Data supplied ::
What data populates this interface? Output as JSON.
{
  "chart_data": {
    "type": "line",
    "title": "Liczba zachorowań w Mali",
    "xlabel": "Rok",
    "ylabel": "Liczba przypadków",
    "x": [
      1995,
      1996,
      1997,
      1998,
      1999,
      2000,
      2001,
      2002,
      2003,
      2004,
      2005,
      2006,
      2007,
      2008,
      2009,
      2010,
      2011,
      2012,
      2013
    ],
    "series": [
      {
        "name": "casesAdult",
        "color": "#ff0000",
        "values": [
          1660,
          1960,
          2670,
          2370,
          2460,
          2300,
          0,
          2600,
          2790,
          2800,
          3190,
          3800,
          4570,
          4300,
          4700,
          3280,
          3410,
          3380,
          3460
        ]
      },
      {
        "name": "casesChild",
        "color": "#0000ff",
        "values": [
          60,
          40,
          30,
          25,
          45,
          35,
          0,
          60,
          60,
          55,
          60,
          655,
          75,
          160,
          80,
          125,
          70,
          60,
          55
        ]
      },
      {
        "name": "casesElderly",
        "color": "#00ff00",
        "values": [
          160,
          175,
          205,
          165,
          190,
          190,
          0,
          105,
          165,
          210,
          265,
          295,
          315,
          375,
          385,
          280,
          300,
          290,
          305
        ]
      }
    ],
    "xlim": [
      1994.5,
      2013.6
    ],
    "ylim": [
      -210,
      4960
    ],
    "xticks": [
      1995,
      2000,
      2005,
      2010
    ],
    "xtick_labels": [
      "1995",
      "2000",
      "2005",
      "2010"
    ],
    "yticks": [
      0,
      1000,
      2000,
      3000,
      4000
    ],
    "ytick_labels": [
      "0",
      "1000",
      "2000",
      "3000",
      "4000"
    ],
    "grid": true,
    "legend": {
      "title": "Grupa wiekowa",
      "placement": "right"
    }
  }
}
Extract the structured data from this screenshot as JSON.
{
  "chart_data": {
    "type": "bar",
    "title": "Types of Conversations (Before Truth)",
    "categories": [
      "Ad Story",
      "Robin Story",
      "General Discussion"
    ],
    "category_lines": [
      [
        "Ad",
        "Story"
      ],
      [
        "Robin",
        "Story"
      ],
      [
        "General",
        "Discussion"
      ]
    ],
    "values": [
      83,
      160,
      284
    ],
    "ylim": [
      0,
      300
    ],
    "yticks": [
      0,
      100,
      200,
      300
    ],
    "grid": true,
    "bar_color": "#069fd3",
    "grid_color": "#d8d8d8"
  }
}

What needs to be done :: Copy exactly the lines from the one containing "Extract the structured" through the last line of the records, both included, and nothing else.

Solution to the exercise ::
Extract the structured data from this screenshot as JSON.
{
  "chart_data": {
    "type": "bar",
    "title": "Types of Conversations (Before Truth)",
    "categories": [
      "Ad Story",
      "Robin Story",
      "General Discussion"
    ],
    "category_lines": [
      [
        "Ad",
        "Story"
      ],
      [
        "Robin",
        "Story"
      ],
      [
        "General",
        "Discussion"
      ]
    ],
    "values": [
      83,
      160,
      284
    ],
    "ylim": [
      0,
      300
    ],
    "yticks": [
      0,
      100,
      200,
      300
    ],
    "grid": true,
    "bar_color": "#069fd3",
    "grid_color": "#d8d8d8"
  }
}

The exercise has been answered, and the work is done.